— start —

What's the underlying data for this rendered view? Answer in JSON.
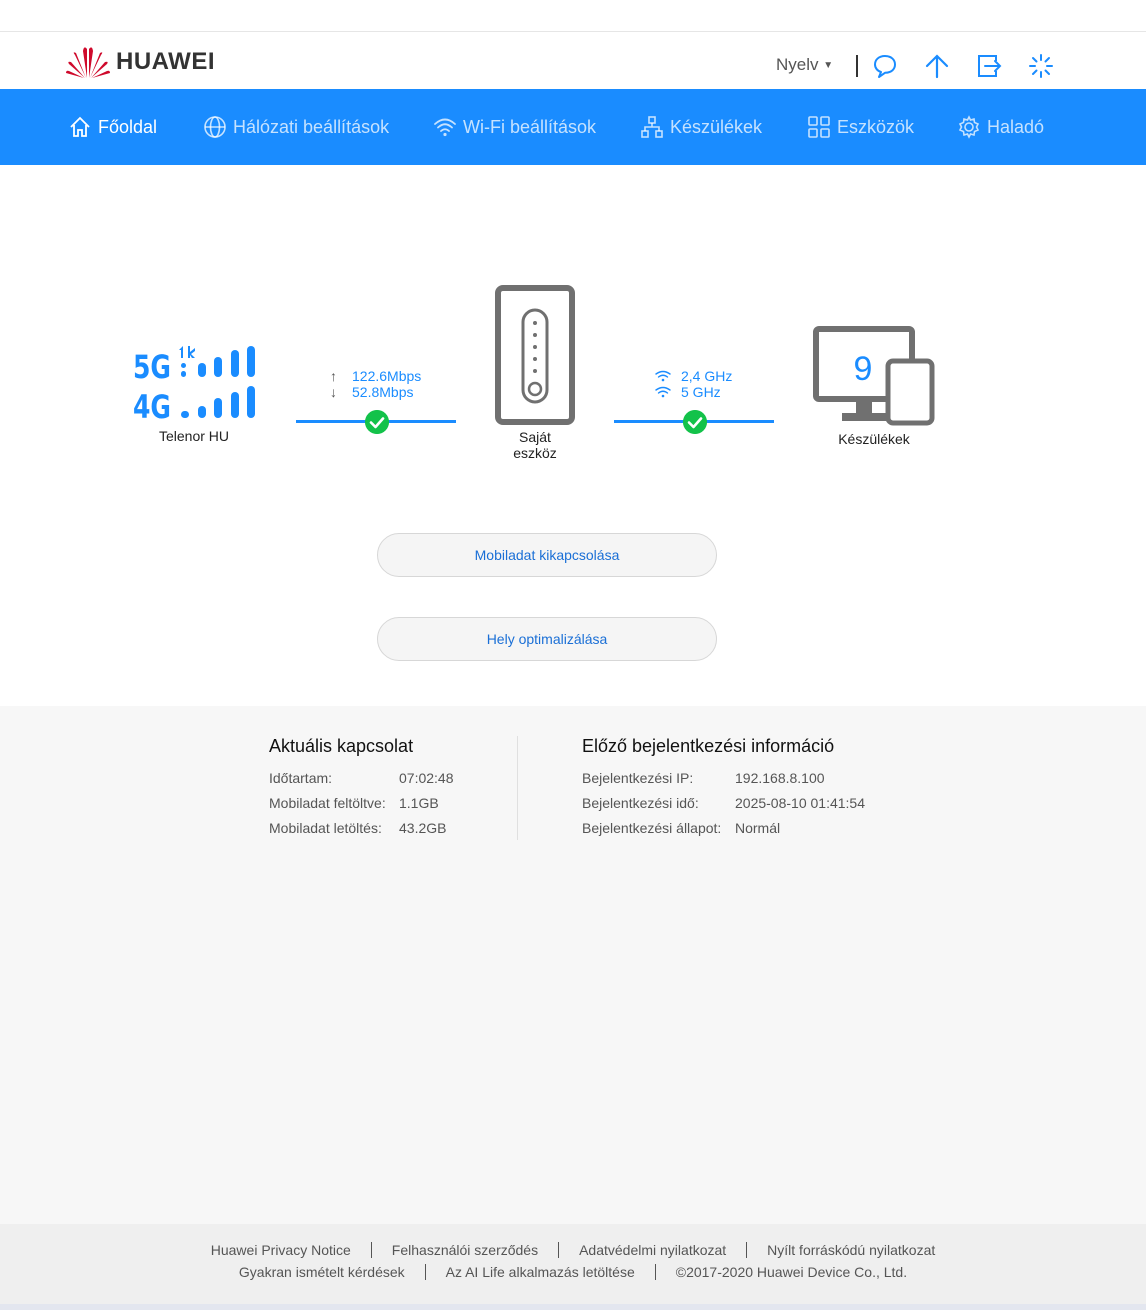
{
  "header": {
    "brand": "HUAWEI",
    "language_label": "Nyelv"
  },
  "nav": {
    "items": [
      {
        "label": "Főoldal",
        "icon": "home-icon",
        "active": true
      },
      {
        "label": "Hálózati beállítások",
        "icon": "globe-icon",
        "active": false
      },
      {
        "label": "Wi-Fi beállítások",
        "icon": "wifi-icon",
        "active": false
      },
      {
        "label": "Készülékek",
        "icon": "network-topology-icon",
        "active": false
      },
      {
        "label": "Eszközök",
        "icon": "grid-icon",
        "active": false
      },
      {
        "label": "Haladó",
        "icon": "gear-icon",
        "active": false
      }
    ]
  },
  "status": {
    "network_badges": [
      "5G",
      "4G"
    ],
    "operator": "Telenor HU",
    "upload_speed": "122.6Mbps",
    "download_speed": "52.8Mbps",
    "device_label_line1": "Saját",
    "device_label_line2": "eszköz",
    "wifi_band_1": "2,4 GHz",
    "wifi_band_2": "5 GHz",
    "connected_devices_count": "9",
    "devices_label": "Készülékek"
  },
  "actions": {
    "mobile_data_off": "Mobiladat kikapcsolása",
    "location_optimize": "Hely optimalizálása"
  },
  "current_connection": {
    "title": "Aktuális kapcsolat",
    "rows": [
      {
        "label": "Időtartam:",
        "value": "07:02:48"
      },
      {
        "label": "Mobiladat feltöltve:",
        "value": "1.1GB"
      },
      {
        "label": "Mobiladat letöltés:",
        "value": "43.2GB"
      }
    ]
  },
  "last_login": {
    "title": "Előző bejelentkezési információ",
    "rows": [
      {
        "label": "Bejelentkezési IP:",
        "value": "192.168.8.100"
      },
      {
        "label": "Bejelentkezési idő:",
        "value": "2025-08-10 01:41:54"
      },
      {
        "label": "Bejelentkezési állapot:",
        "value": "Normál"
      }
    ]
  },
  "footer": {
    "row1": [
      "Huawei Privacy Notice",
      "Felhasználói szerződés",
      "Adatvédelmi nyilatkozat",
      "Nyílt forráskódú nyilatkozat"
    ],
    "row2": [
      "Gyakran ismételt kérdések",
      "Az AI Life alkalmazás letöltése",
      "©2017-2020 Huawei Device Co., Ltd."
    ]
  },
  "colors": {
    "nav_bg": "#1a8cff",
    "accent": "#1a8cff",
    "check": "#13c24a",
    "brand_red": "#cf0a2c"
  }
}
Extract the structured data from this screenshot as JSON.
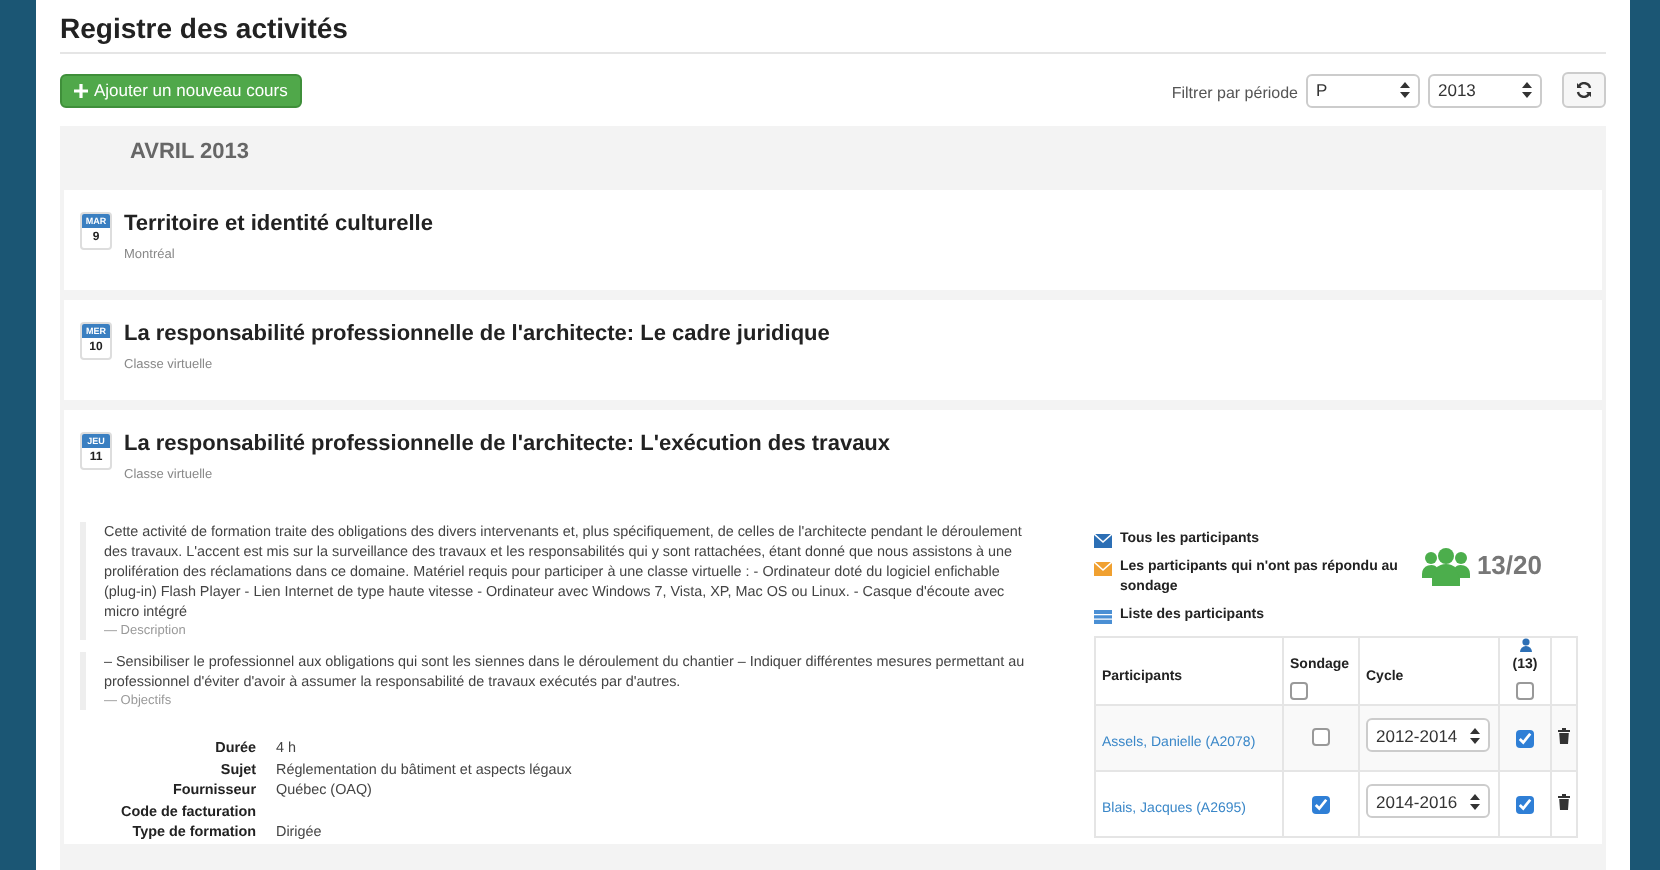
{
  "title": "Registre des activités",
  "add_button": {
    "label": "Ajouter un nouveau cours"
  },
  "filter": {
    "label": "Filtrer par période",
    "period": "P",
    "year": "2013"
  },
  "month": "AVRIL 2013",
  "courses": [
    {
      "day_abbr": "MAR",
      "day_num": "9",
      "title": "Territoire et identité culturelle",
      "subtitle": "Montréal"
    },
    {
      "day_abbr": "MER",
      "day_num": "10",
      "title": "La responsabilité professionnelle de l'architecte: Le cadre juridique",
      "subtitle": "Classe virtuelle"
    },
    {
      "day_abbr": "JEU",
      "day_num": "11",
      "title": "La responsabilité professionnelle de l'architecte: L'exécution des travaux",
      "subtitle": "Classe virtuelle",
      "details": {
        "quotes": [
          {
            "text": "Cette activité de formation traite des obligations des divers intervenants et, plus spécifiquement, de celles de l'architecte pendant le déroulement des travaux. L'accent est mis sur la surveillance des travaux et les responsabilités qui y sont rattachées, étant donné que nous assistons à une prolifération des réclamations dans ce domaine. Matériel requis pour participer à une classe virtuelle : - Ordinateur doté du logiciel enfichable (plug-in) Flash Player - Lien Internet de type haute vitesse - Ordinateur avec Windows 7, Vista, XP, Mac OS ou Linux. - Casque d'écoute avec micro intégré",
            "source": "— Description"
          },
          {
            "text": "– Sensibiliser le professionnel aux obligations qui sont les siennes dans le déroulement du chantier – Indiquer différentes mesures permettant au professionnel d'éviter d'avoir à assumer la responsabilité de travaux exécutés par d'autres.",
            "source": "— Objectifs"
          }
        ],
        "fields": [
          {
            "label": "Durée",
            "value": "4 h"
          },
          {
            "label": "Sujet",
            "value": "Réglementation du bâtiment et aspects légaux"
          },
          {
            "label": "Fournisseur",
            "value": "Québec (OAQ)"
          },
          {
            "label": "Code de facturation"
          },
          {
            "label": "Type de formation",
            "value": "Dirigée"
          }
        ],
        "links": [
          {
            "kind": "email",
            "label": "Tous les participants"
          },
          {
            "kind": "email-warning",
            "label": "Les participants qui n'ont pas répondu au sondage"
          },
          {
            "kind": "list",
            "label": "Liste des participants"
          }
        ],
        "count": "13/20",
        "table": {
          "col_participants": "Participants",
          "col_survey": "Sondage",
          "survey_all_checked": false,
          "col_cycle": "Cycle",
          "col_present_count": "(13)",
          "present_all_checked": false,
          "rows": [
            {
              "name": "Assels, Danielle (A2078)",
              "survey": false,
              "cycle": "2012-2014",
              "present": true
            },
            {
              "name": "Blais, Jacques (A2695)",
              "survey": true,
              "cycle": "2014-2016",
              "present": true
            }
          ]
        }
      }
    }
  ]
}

— end —

Restate the data above exactly, stripping out each image.

The response:
What's the underlying data for this rendered view? Answer in JSON.
{
  "header": {
    "brand": "HUAWEI",
    "language_label": "Nyelv"
  },
  "nav": {
    "items": [
      {
        "label": "Főoldal",
        "icon": "home-icon",
        "active": true
      },
      {
        "label": "Hálózati beállítások",
        "icon": "globe-icon",
        "active": false
      },
      {
        "label": "Wi-Fi beállítások",
        "icon": "wifi-icon",
        "active": false
      },
      {
        "label": "Készülékek",
        "icon": "network-topology-icon",
        "active": false
      },
      {
        "label": "Eszközök",
        "icon": "grid-icon",
        "active": false
      },
      {
        "label": "Haladó",
        "icon": "gear-icon",
        "active": false
      }
    ]
  },
  "status": {
    "network_badges": [
      "5G",
      "4G"
    ],
    "operator": "Telenor HU",
    "upload_speed": "122.6Mbps",
    "download_speed": "52.8Mbps",
    "device_label_line1": "Saját",
    "device_label_line2": "eszköz",
    "wifi_band_1": "2,4 GHz",
    "wifi_band_2": "5 GHz",
    "connected_devices_count": "9",
    "devices_label": "Készülékek"
  },
  "actions": {
    "mobile_data_off": "Mobiladat kikapcsolása",
    "location_optimize": "Hely optimalizálása"
  },
  "current_connection": {
    "title": "Aktuális kapcsolat",
    "rows": [
      {
        "label": "Időtartam:",
        "value": "07:02:48"
      },
      {
        "label": "Mobiladat feltöltve:",
        "value": "1.1GB"
      },
      {
        "label": "Mobiladat letöltés:",
        "value": "43.2GB"
      }
    ]
  },
  "last_login": {
    "title": "Előző bejelentkezési információ",
    "rows": [
      {
        "label": "Bejelentkezési IP:",
        "value": "192.168.8.100"
      },
      {
        "label": "Bejelentkezési idő:",
        "value": "2025-08-10 01:41:54"
      },
      {
        "label": "Bejelentkezési állapot:",
        "value": "Normál"
      }
    ]
  },
  "footer": {
    "row1": [
      "Huawei Privacy Notice",
      "Felhasználói szerződés",
      "Adatvédelmi nyilatkozat",
      "Nyílt forráskódú nyilatkozat"
    ],
    "row2": [
      "Gyakran ismételt kérdések",
      "Az AI Life alkalmazás letöltése",
      "©2017-2020 Huawei Device Co., Ltd."
    ]
  },
  "colors": {
    "nav_bg": "#1a8cff",
    "accent": "#1a8cff",
    "check": "#13c24a",
    "brand_red": "#cf0a2c"
  }
}
Extract the structured data from this screenshot as JSON.
{
  "title": "Registre des activités",
  "add_button": {
    "label": "Ajouter un nouveau cours"
  },
  "filter": {
    "label": "Filtrer par période",
    "period": "P",
    "year": "2013"
  },
  "month": "AVRIL 2013",
  "courses": [
    {
      "day_abbr": "MAR",
      "day_num": "9",
      "title": "Territoire et identité culturelle",
      "subtitle": "Montréal"
    },
    {
      "day_abbr": "MER",
      "day_num": "10",
      "title": "La responsabilité professionnelle de l'architecte: Le cadre juridique",
      "subtitle": "Classe virtuelle"
    },
    {
      "day_abbr": "JEU",
      "day_num": "11",
      "title": "La responsabilité professionnelle de l'architecte: L'exécution des travaux",
      "subtitle": "Classe virtuelle",
      "details": {
        "quotes": [
          {
            "text": "Cette activité de formation traite des obligations des divers intervenants et, plus spécifiquement, de celles de l'architecte pendant le déroulement des travaux. L'accent est mis sur la surveillance des travaux et les responsabilités qui y sont rattachées, étant donné que nous assistons à une prolifération des réclamations dans ce domaine. Matériel requis pour participer à une classe virtuelle : - Ordinateur doté du logiciel enfichable (plug-in) Flash Player - Lien Internet de type haute vitesse - Ordinateur avec Windows 7, Vista, XP, Mac OS ou Linux. - Casque d'écoute avec micro intégré",
            "source": "— Description"
          },
          {
            "text": "– Sensibiliser le professionnel aux obligations qui sont les siennes dans le déroulement du chantier – Indiquer différentes mesures permettant au professionnel d'éviter d'avoir à assumer la responsabilité de travaux exécutés par d'autres.",
            "source": "— Objectifs"
          }
        ],
        "fields": [
          {
            "label": "Durée",
            "value": "4 h"
          },
          {
            "label": "Sujet",
            "value": "Réglementation du bâtiment et aspects légaux"
          },
          {
            "label": "Fournisseur",
            "value": "Québec (OAQ)"
          },
          {
            "label": "Code de facturation"
          },
          {
            "label": "Type de formation",
            "value": "Dirigée"
          }
        ],
        "links": [
          {
            "kind": "email",
            "label": "Tous les participants"
          },
          {
            "kind": "email-warning",
            "label": "Les participants qui n'ont pas répondu au sondage"
          },
          {
            "kind": "list",
            "label": "Liste des participants"
          }
        ],
        "count": "13/20",
        "table": {
          "col_participants": "Participants",
          "col_survey": "Sondage",
          "survey_all_checked": false,
          "col_cycle": "Cycle",
          "col_present_count": "(13)",
          "present_all_checked": false,
          "rows": [
            {
              "name": "Assels, Danielle (A2078)",
              "survey": false,
              "cycle": "2012-2014",
              "present": true
            },
            {
              "name": "Blais, Jacques (A2695)",
              "survey": true,
              "cycle": "2014-2016",
              "present": true
            }
          ]
        }
      }
    }
  ]
}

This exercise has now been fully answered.